_Stored items from a collection:_
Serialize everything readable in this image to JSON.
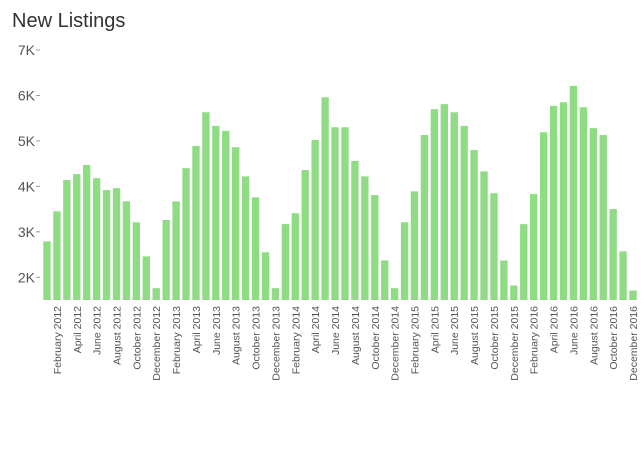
{
  "chart_data": {
    "type": "bar",
    "title": "New Listings",
    "categories": [
      null,
      "February 2012",
      null,
      "April 2012",
      null,
      "June 2012",
      null,
      "August 2012",
      null,
      "October 2012",
      null,
      "December 2012",
      null,
      "February 2013",
      null,
      "April 2013",
      null,
      "June 2013",
      null,
      "August 2013",
      null,
      "October 2013",
      null,
      "December 2013",
      null,
      "February 2014",
      null,
      "April 2014",
      null,
      "June 2014",
      null,
      "August 2014",
      null,
      "October 2014",
      null,
      "December 2014",
      null,
      "February 2015",
      null,
      "April 2015",
      null,
      "June 2015",
      null,
      "August 2015",
      null,
      "October 2015",
      null,
      "December 2015",
      null,
      "February 2016",
      null,
      "April 2016",
      null,
      "June 2016",
      null,
      "August 2016",
      null,
      "October 2016",
      null,
      "December 2016"
    ],
    "values": [
      2790,
      3450,
      4140,
      4270,
      4470,
      4180,
      3920,
      3960,
      3670,
      3210,
      2460,
      1760,
      3260,
      3670,
      4400,
      4890,
      5630,
      5330,
      5220,
      4860,
      4220,
      3760,
      2550,
      1760,
      3170,
      3410,
      4360,
      5020,
      5960,
      5300,
      5300,
      4560,
      4220,
      3810,
      2370,
      1760,
      3210,
      3890,
      5130,
      5700,
      5810,
      5630,
      5330,
      4800,
      4330,
      3850,
      2370,
      1820,
      3170,
      3830,
      5190,
      5770,
      5850,
      6210,
      5740,
      5280,
      5130,
      3500,
      2570,
      1710
    ],
    "color": "#8fdc84",
    "ylim": [
      1500,
      7000
    ],
    "yticks": [
      {
        "value": 2000,
        "label": "2K"
      },
      {
        "value": 3000,
        "label": "3K"
      },
      {
        "value": 4000,
        "label": "4K"
      },
      {
        "value": 5000,
        "label": "5K"
      },
      {
        "value": 6000,
        "label": "6K"
      },
      {
        "value": 7000,
        "label": "7K"
      }
    ],
    "grid": false
  }
}
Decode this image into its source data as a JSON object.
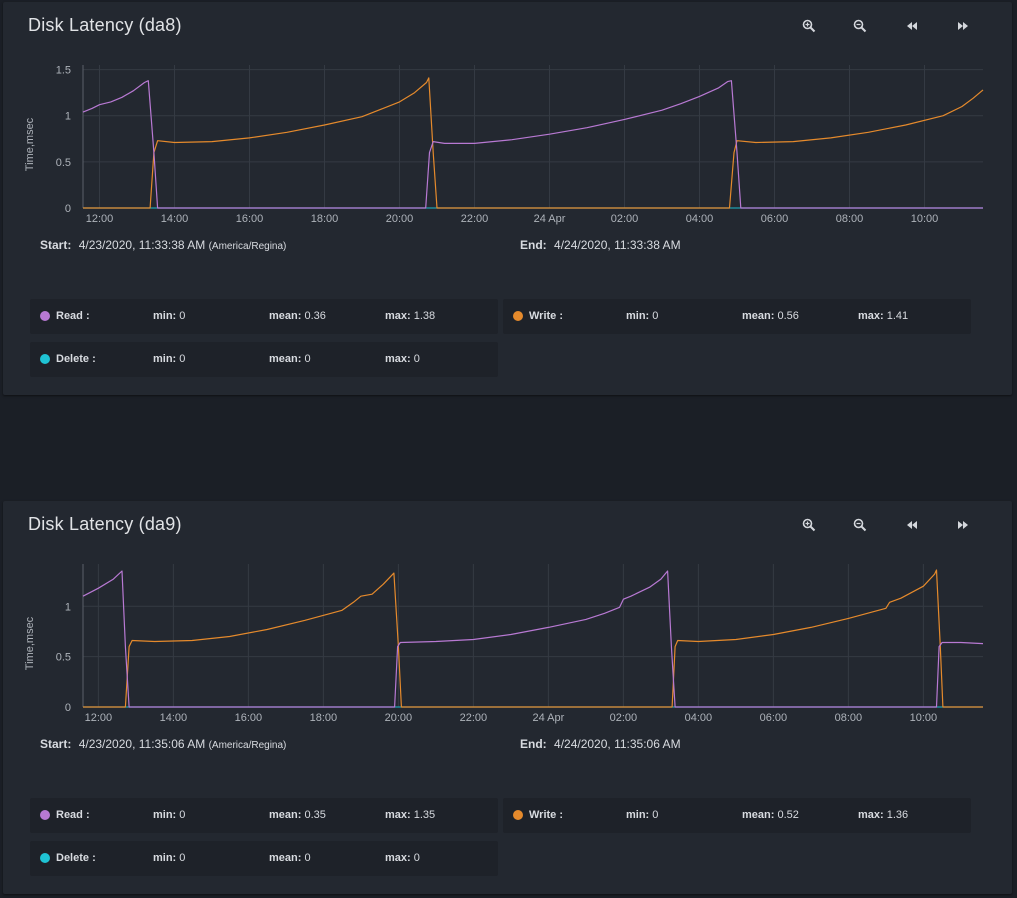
{
  "colors": {
    "read": "#b879d3",
    "write": "#e58a2c",
    "delete": "#1fc3d4",
    "delete_line": "#1e9fb0",
    "grid": "#343a43",
    "axis_text": "#aeb3ba"
  },
  "toolbar": {
    "icons": [
      "zoom-in-icon",
      "zoom-out-icon",
      "rewind-icon",
      "fast-forward-icon"
    ]
  },
  "stat_labels": {
    "min": "min:",
    "mean": "mean:",
    "max": "max:"
  },
  "panels": [
    {
      "title": "Disk Latency (da8)",
      "start_label": "Start:",
      "start_value": "4/23/2020, 11:33:38 AM",
      "timezone": "(America/Regina)",
      "end_label": "End:",
      "end_value": "4/24/2020, 11:33:38 AM",
      "legend": [
        {
          "name": "Read :",
          "color": "#b879d3",
          "min": "0",
          "mean": "0.36",
          "max": "1.38"
        },
        {
          "name": "Write :",
          "color": "#e58a2c",
          "min": "0",
          "mean": "0.56",
          "max": "1.41"
        },
        {
          "name": "Delete :",
          "color": "#1fc3d4",
          "min": "0",
          "mean": "0",
          "max": "0"
        }
      ]
    },
    {
      "title": "Disk Latency (da9)",
      "start_label": "Start:",
      "start_value": "4/23/2020, 11:35:06 AM",
      "timezone": "(America/Regina)",
      "end_label": "End:",
      "end_value": "4/24/2020, 11:35:06 AM",
      "legend": [
        {
          "name": "Read :",
          "color": "#b879d3",
          "min": "0",
          "mean": "0.35",
          "max": "1.35"
        },
        {
          "name": "Write :",
          "color": "#e58a2c",
          "min": "0",
          "mean": "0.52",
          "max": "1.36"
        },
        {
          "name": "Delete :",
          "color": "#1fc3d4",
          "min": "0",
          "mean": "0",
          "max": "0"
        }
      ]
    }
  ],
  "chart_data": [
    {
      "type": "line",
      "title": "Disk Latency (da8)",
      "ylabel": "Time,msec",
      "xlim": [
        11.56,
        35.56
      ],
      "ylim": [
        0,
        1.55
      ],
      "yticks": [
        0,
        0.5,
        1,
        1.5
      ],
      "ytick_labels": [
        "0",
        "0.5",
        "1",
        "1.5"
      ],
      "xticks": [
        12,
        14,
        16,
        18,
        20,
        22,
        24,
        26,
        28,
        30,
        32,
        34
      ],
      "xtick_labels": [
        "12:00",
        "14:00",
        "16:00",
        "18:00",
        "20:00",
        "22:00",
        "24 Apr",
        "02:00",
        "04:00",
        "06:00",
        "08:00",
        "10:00"
      ],
      "grid": true,
      "series": [
        {
          "name": "Read",
          "color": "#b879d3",
          "points": [
            [
              11.56,
              1.04
            ],
            [
              11.8,
              1.08
            ],
            [
              12.0,
              1.12
            ],
            [
              12.3,
              1.15
            ],
            [
              12.6,
              1.2
            ],
            [
              12.9,
              1.27
            ],
            [
              13.2,
              1.36
            ],
            [
              13.3,
              1.38
            ],
            [
              13.45,
              0.6
            ],
            [
              13.55,
              0
            ],
            [
              20.7,
              0
            ],
            [
              20.8,
              0.6
            ],
            [
              20.9,
              0.72
            ],
            [
              21.2,
              0.7
            ],
            [
              22.0,
              0.7
            ],
            [
              23.0,
              0.74
            ],
            [
              24.0,
              0.8
            ],
            [
              25.0,
              0.87
            ],
            [
              26.0,
              0.96
            ],
            [
              27.0,
              1.06
            ],
            [
              27.5,
              1.13
            ],
            [
              28.0,
              1.21
            ],
            [
              28.5,
              1.3
            ],
            [
              28.75,
              1.37
            ],
            [
              28.85,
              1.38
            ],
            [
              29.0,
              0.6
            ],
            [
              29.1,
              0
            ],
            [
              35.56,
              0
            ]
          ]
        },
        {
          "name": "Write",
          "color": "#e58a2c",
          "points": [
            [
              11.56,
              0
            ],
            [
              13.35,
              0
            ],
            [
              13.45,
              0.6
            ],
            [
              13.55,
              0.73
            ],
            [
              14.0,
              0.71
            ],
            [
              15.0,
              0.72
            ],
            [
              16.0,
              0.76
            ],
            [
              17.0,
              0.82
            ],
            [
              18.0,
              0.9
            ],
            [
              19.0,
              0.99
            ],
            [
              19.5,
              1.07
            ],
            [
              20.0,
              1.15
            ],
            [
              20.4,
              1.25
            ],
            [
              20.72,
              1.36
            ],
            [
              20.78,
              1.41
            ],
            [
              20.9,
              0.6
            ],
            [
              21.0,
              0
            ],
            [
              28.8,
              0
            ],
            [
              28.92,
              0.6
            ],
            [
              29.0,
              0.73
            ],
            [
              29.5,
              0.71
            ],
            [
              30.5,
              0.72
            ],
            [
              31.5,
              0.76
            ],
            [
              32.5,
              0.82
            ],
            [
              33.5,
              0.9
            ],
            [
              34.5,
              1.0
            ],
            [
              35.0,
              1.1
            ],
            [
              35.3,
              1.19
            ],
            [
              35.56,
              1.28
            ]
          ]
        },
        {
          "name": "Delete",
          "color": "#1fc3d4",
          "points": [
            [
              11.56,
              0
            ],
            [
              35.56,
              0
            ]
          ]
        }
      ]
    },
    {
      "type": "line",
      "title": "Disk Latency (da9)",
      "ylabel": "Time,msec",
      "xlim": [
        11.59,
        35.59
      ],
      "ylim": [
        0,
        1.42
      ],
      "yticks": [
        0,
        0.5,
        1
      ],
      "ytick_labels": [
        "0",
        "0.5",
        "1"
      ],
      "xticks": [
        12,
        14,
        16,
        18,
        20,
        22,
        24,
        26,
        28,
        30,
        32,
        34
      ],
      "xtick_labels": [
        "12:00",
        "14:00",
        "16:00",
        "18:00",
        "20:00",
        "22:00",
        "24 Apr",
        "02:00",
        "04:00",
        "06:00",
        "08:00",
        "10:00"
      ],
      "grid": true,
      "series": [
        {
          "name": "Read",
          "color": "#b879d3",
          "points": [
            [
              11.59,
              1.1
            ],
            [
              12.0,
              1.18
            ],
            [
              12.4,
              1.27
            ],
            [
              12.63,
              1.35
            ],
            [
              12.72,
              0.6
            ],
            [
              12.82,
              0
            ],
            [
              19.9,
              0
            ],
            [
              19.98,
              0.6
            ],
            [
              20.05,
              0.64
            ],
            [
              21.0,
              0.65
            ],
            [
              22.0,
              0.67
            ],
            [
              23.0,
              0.72
            ],
            [
              24.0,
              0.79
            ],
            [
              25.0,
              0.87
            ],
            [
              25.5,
              0.93
            ],
            [
              25.9,
              0.99
            ],
            [
              26.0,
              1.07
            ],
            [
              26.2,
              1.1
            ],
            [
              26.7,
              1.19
            ],
            [
              27.0,
              1.27
            ],
            [
              27.18,
              1.35
            ],
            [
              27.28,
              0.6
            ],
            [
              27.38,
              0
            ],
            [
              34.35,
              0
            ],
            [
              34.42,
              0.6
            ],
            [
              34.5,
              0.64
            ],
            [
              35.0,
              0.64
            ],
            [
              35.59,
              0.63
            ]
          ]
        },
        {
          "name": "Write",
          "color": "#e58a2c",
          "points": [
            [
              11.59,
              0
            ],
            [
              12.72,
              0
            ],
            [
              12.82,
              0.6
            ],
            [
              12.9,
              0.66
            ],
            [
              13.5,
              0.65
            ],
            [
              14.5,
              0.66
            ],
            [
              15.5,
              0.7
            ],
            [
              16.5,
              0.77
            ],
            [
              17.5,
              0.86
            ],
            [
              18.5,
              0.96
            ],
            [
              18.8,
              1.04
            ],
            [
              19.0,
              1.1
            ],
            [
              19.3,
              1.12
            ],
            [
              19.6,
              1.22
            ],
            [
              19.88,
              1.33
            ],
            [
              20.0,
              0.6
            ],
            [
              20.08,
              0
            ],
            [
              27.3,
              0
            ],
            [
              27.38,
              0.6
            ],
            [
              27.45,
              0.66
            ],
            [
              28.0,
              0.65
            ],
            [
              29.0,
              0.67
            ],
            [
              30.0,
              0.72
            ],
            [
              31.0,
              0.79
            ],
            [
              32.0,
              0.88
            ],
            [
              33.0,
              0.98
            ],
            [
              33.1,
              1.04
            ],
            [
              33.4,
              1.08
            ],
            [
              34.0,
              1.2
            ],
            [
              34.3,
              1.32
            ],
            [
              34.35,
              1.36
            ],
            [
              34.45,
              0.6
            ],
            [
              34.52,
              0
            ],
            [
              35.59,
              0
            ]
          ]
        },
        {
          "name": "Delete",
          "color": "#1fc3d4",
          "points": [
            [
              11.59,
              0
            ],
            [
              35.59,
              0
            ]
          ]
        }
      ]
    }
  ]
}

_STATED PROBLEM:_ Go through the material line by line. Show each line that contains the string "December".

_EXERCISE ANSWER:_
      "December 2012",
      "December 2013",
      "December 2014",
      "December 2015",
      "December 2016"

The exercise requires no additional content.